What to work on:
Quote the records that follow in full and exactly; leave out the pictures.

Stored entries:
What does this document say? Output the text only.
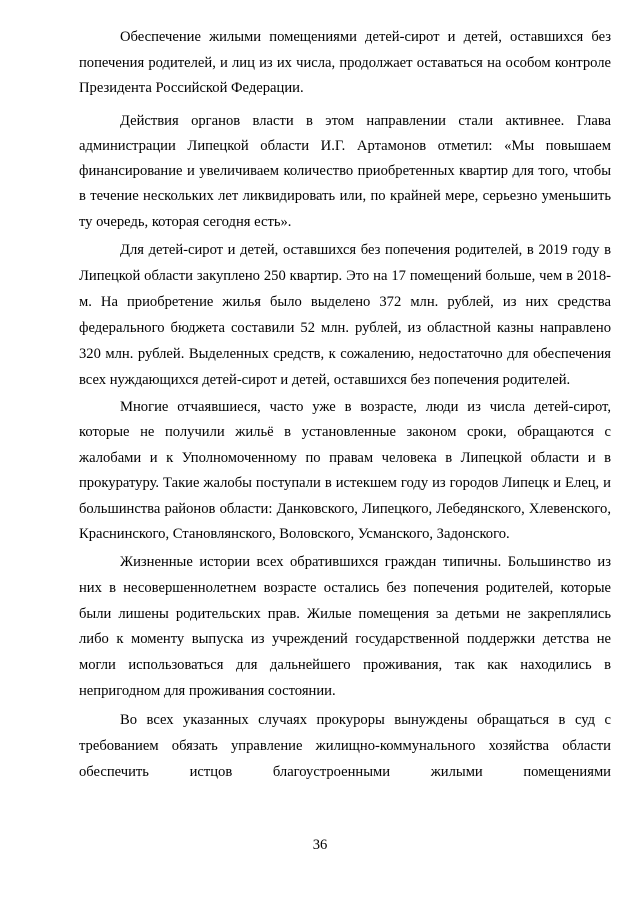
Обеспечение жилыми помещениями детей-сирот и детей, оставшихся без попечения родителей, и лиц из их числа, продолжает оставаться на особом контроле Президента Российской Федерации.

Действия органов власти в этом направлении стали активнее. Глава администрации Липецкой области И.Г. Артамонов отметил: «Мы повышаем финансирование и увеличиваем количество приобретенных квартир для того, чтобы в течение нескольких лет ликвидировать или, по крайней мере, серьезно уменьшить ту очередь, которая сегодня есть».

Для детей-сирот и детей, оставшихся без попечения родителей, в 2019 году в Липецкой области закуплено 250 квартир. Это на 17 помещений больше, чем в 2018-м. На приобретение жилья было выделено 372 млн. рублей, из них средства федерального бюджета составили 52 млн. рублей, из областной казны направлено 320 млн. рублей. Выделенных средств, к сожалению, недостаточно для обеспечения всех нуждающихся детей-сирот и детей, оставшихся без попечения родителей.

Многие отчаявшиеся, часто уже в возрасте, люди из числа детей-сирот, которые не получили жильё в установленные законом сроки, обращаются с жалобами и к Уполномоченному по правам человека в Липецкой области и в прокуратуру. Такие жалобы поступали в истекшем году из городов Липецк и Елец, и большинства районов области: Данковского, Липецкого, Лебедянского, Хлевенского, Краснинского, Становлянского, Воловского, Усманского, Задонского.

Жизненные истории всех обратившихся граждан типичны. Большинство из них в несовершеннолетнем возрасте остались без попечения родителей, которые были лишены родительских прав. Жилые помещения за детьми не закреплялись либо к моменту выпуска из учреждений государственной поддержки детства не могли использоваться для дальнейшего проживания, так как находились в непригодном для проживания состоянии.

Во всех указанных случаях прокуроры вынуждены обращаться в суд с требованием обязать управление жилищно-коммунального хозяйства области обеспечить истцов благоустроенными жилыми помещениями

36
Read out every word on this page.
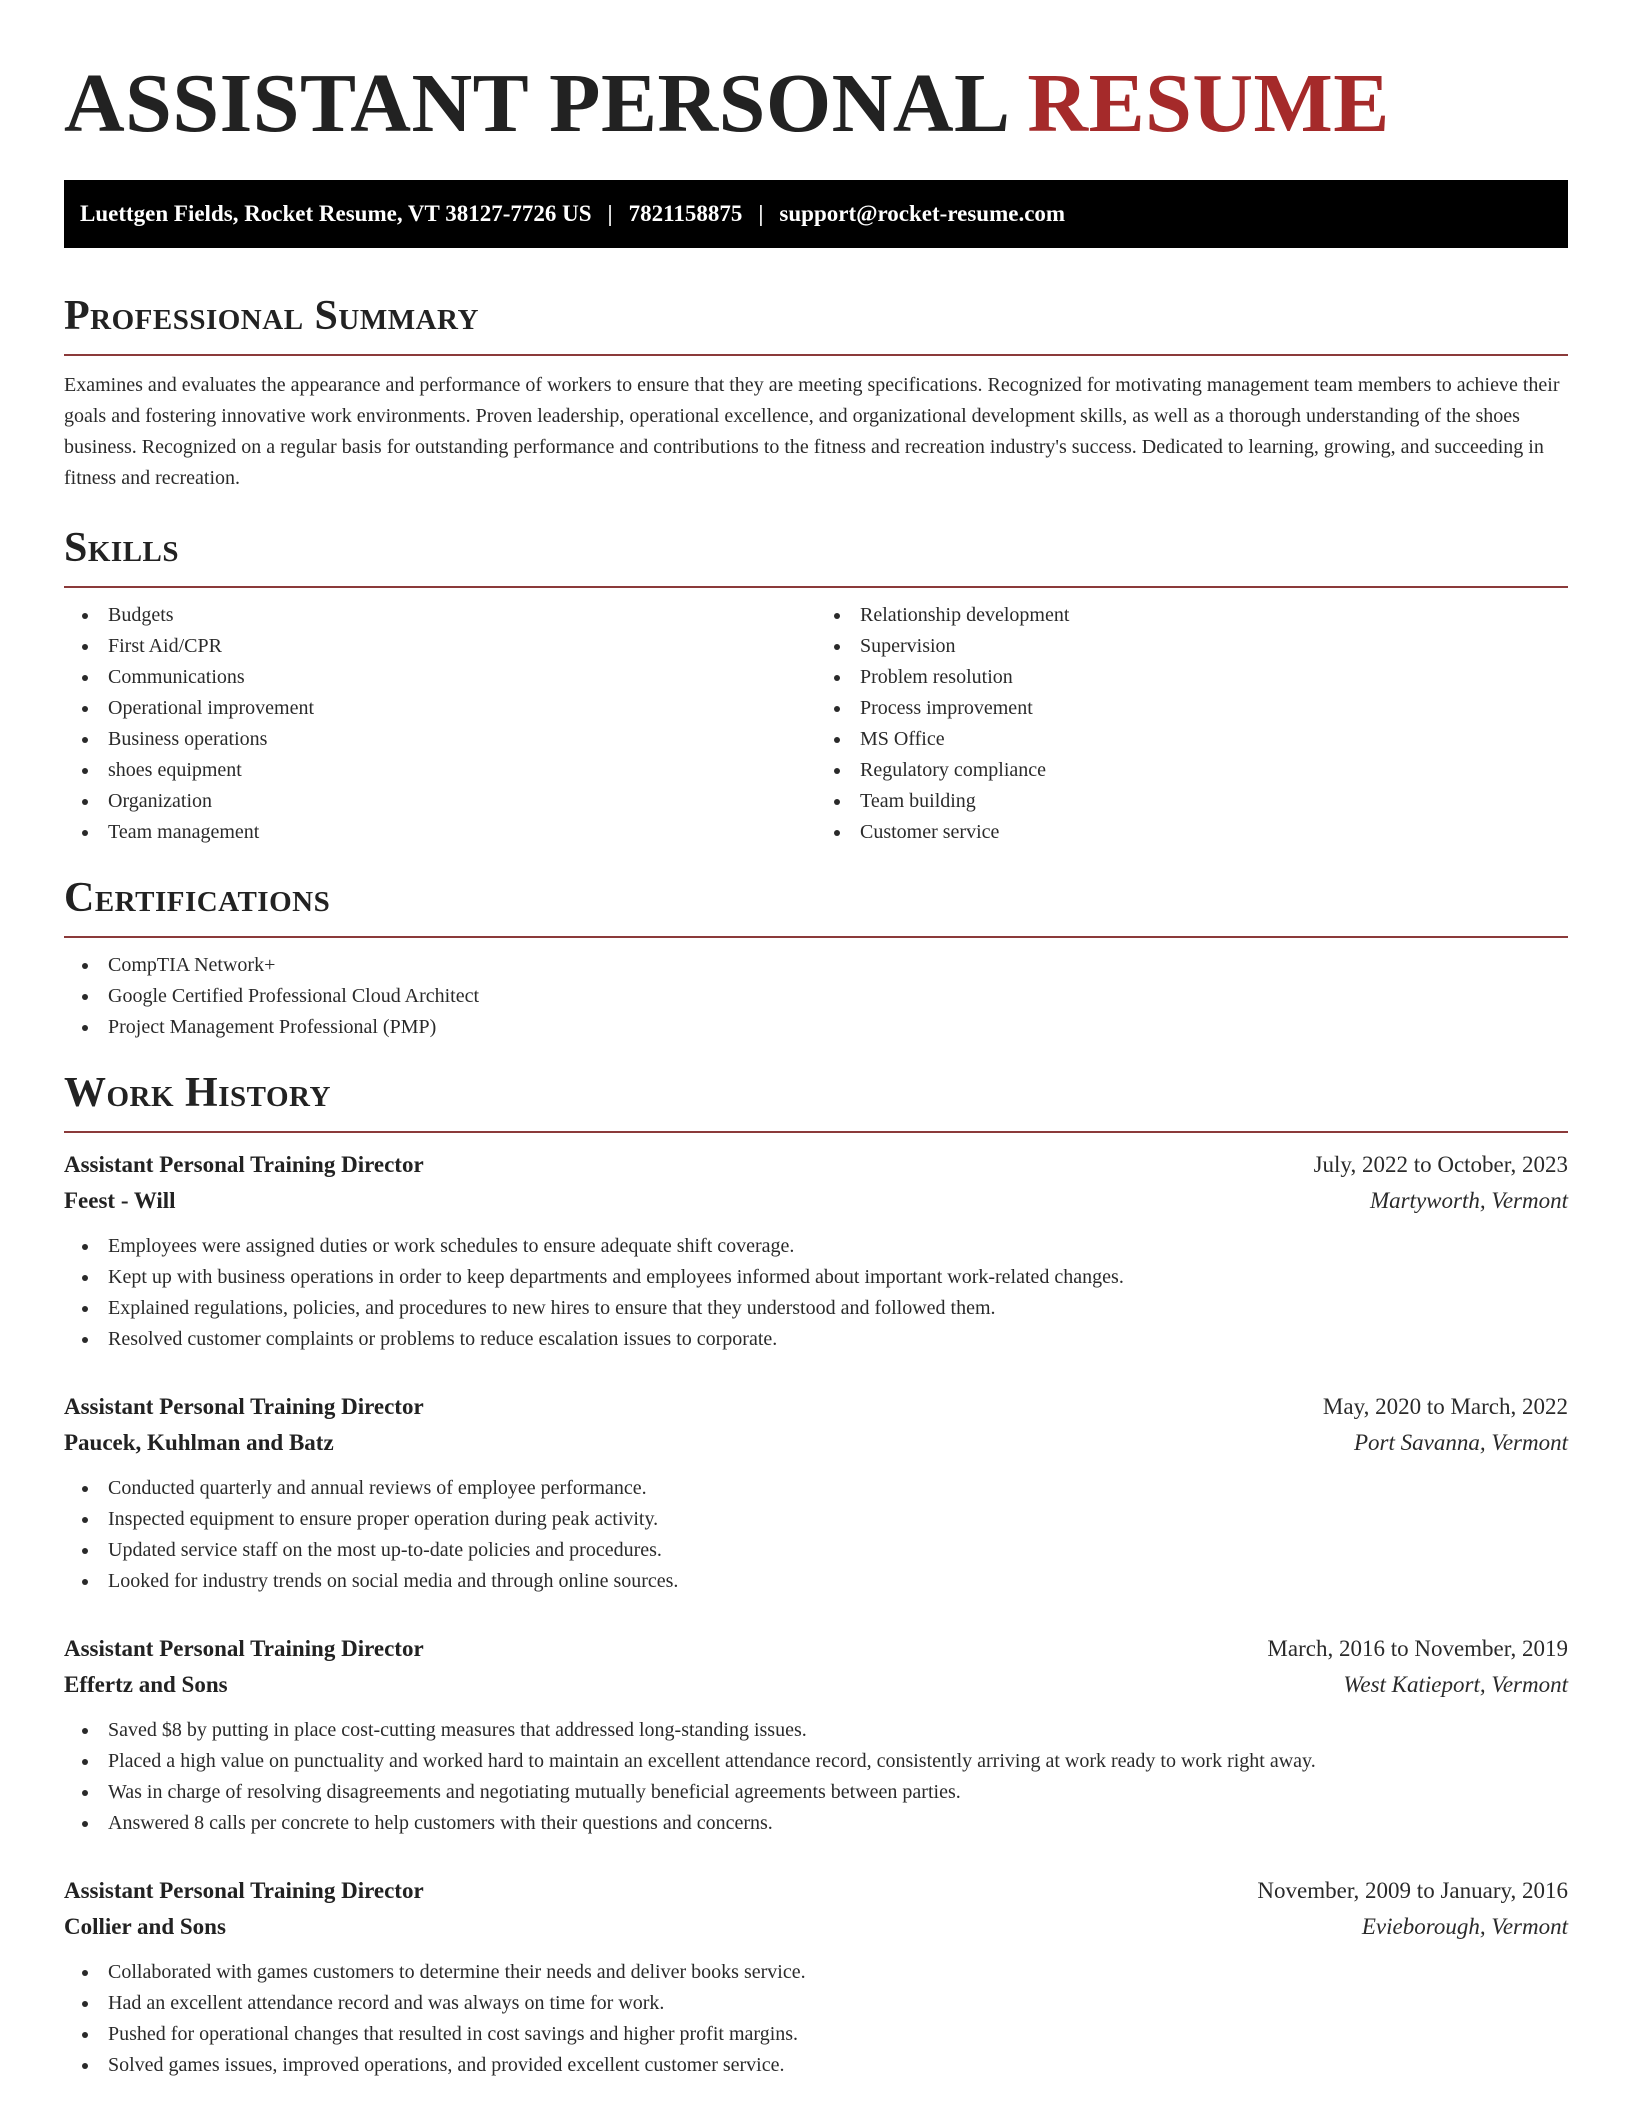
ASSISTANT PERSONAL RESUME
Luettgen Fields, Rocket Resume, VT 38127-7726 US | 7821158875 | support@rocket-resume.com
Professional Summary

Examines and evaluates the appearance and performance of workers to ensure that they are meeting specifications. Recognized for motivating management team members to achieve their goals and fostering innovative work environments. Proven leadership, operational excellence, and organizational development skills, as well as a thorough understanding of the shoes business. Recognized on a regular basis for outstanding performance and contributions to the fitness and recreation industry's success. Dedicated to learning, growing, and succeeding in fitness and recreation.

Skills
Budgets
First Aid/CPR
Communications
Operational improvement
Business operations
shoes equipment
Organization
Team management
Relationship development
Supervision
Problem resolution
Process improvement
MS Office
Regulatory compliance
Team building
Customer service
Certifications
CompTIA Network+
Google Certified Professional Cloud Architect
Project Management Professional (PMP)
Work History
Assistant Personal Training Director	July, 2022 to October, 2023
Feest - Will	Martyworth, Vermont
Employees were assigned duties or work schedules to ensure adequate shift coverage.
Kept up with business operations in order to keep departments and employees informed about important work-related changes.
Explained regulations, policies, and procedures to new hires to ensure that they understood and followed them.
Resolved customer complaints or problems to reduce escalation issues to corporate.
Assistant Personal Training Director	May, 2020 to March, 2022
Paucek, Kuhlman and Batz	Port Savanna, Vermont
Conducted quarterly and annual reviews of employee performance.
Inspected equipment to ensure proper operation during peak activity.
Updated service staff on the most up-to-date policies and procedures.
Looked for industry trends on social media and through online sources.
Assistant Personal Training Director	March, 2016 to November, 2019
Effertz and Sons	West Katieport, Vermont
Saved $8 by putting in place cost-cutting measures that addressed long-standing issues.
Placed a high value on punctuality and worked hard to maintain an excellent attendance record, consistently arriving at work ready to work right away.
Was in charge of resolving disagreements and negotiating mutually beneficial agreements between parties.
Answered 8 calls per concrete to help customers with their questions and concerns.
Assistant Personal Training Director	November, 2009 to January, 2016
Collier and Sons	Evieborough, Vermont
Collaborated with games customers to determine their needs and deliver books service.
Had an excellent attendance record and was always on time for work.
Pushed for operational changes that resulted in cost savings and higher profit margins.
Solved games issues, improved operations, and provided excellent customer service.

The output:
What does this document say? Output the text only.
Обеспечение жилыми помещениями детей-сирот и детей, оставшихся без попечения родителей, и лиц из их числа, продолжает оставаться на особом контроле Президента Российской Федерации.

Действия органов власти в этом направлении стали активнее. Глава администрации Липецкой области И.Г. Артамонов отметил: «Мы повышаем финансирование и увеличиваем количество приобретенных квартир для того, чтобы в течение нескольких лет ликвидировать или, по крайней мере, серьезно уменьшить ту очередь, которая сегодня есть».

Для детей-сирот и детей, оставшихся без попечения родителей, в 2019 году в Липецкой области закуплено 250 квартир. Это на 17 помещений больше, чем в 2018-м. На приобретение жилья было выделено 372 млн. рублей, из них средства федерального бюджета составили 52 млн. рублей, из областной казны направлено 320 млн. рублей. Выделенных средств, к сожалению, недостаточно для обеспечения всех нуждающихся детей-сирот и детей, оставшихся без попечения родителей.

Многие отчаявшиеся, часто уже в возрасте, люди из числа детей-сирот, которые не получили жильё в установленные законом сроки, обращаются с жалобами и к Уполномоченному по правам человека в Липецкой области и в прокуратуру. Такие жалобы поступали в истекшем году из городов Липецк и Елец, и большинства районов области: Данковского, Липецкого, Лебедянского, Хлевенского, Краснинского, Становлянского, Воловского, Усманского, Задонского.

Жизненные истории всех обратившихся граждан типичны. Большинство из них в несовершеннолетнем возрасте остались без попечения родителей, которые были лишены родительских прав. Жилые помещения за детьми не закреплялись либо к моменту выпуска из учреждений государственной поддержки детства не могли использоваться для дальнейшего проживания, так как находились в непригодном для проживания состоянии.

Во всех указанных случаях прокуроры вынуждены обращаться в суд с требованием обязать управление жилищно-коммунального хозяйства области обеспечить истцов благоустроенными жилыми помещениями

36
Read out every word on this page.
ASSISTANT PERSONAL RESUME
Luettgen Fields, Rocket Resume, VT 38127-7726 US | 7821158875 | support@rocket-resume.com
Professional Summary

Examines and evaluates the appearance and performance of workers to ensure that they are meeting specifications. Recognized for motivating management team members to achieve their goals and fostering innovative work environments. Proven leadership, operational excellence, and organizational development skills, as well as a thorough understanding of the shoes business. Recognized on a regular basis for outstanding performance and contributions to the fitness and recreation industry's success. Dedicated to learning, growing, and succeeding in fitness and recreation.

Skills
Budgets
First Aid/CPR
Communications
Operational improvement
Business operations
shoes equipment
Organization
Team management
Relationship development
Supervision
Problem resolution
Process improvement
MS Office
Regulatory compliance
Team building
Customer service
Certifications
CompTIA Network+
Google Certified Professional Cloud Architect
Project Management Professional (PMP)
Work History
Assistant Personal Training Director	July, 2022 to October, 2023
Feest - Will	Martyworth, Vermont
Employees were assigned duties or work schedules to ensure adequate shift coverage.
Kept up with business operations in order to keep departments and employees informed about important work-related changes.
Explained regulations, policies, and procedures to new hires to ensure that they understood and followed them.
Resolved customer complaints or problems to reduce escalation issues to corporate.
Assistant Personal Training Director	May, 2020 to March, 2022
Paucek, Kuhlman and Batz	Port Savanna, Vermont
Conducted quarterly and annual reviews of employee performance.
Inspected equipment to ensure proper operation during peak activity.
Updated service staff on the most up-to-date policies and procedures.
Looked for industry trends on social media and through online sources.
Assistant Personal Training Director	March, 2016 to November, 2019
Effertz and Sons	West Katieport, Vermont
Saved $8 by putting in place cost-cutting measures that addressed long-standing issues.
Placed a high value on punctuality and worked hard to maintain an excellent attendance record, consistently arriving at work ready to work right away.
Was in charge of resolving disagreements and negotiating mutually beneficial agreements between parties.
Answered 8 calls per concrete to help customers with their questions and concerns.
Assistant Personal Training Director	November, 2009 to January, 2016
Collier and Sons	Evieborough, Vermont
Collaborated with games customers to determine their needs and deliver books service.
Had an excellent attendance record and was always on time for work.
Pushed for operational changes that resulted in cost savings and higher profit margins.
Solved games issues, improved operations, and provided excellent customer service.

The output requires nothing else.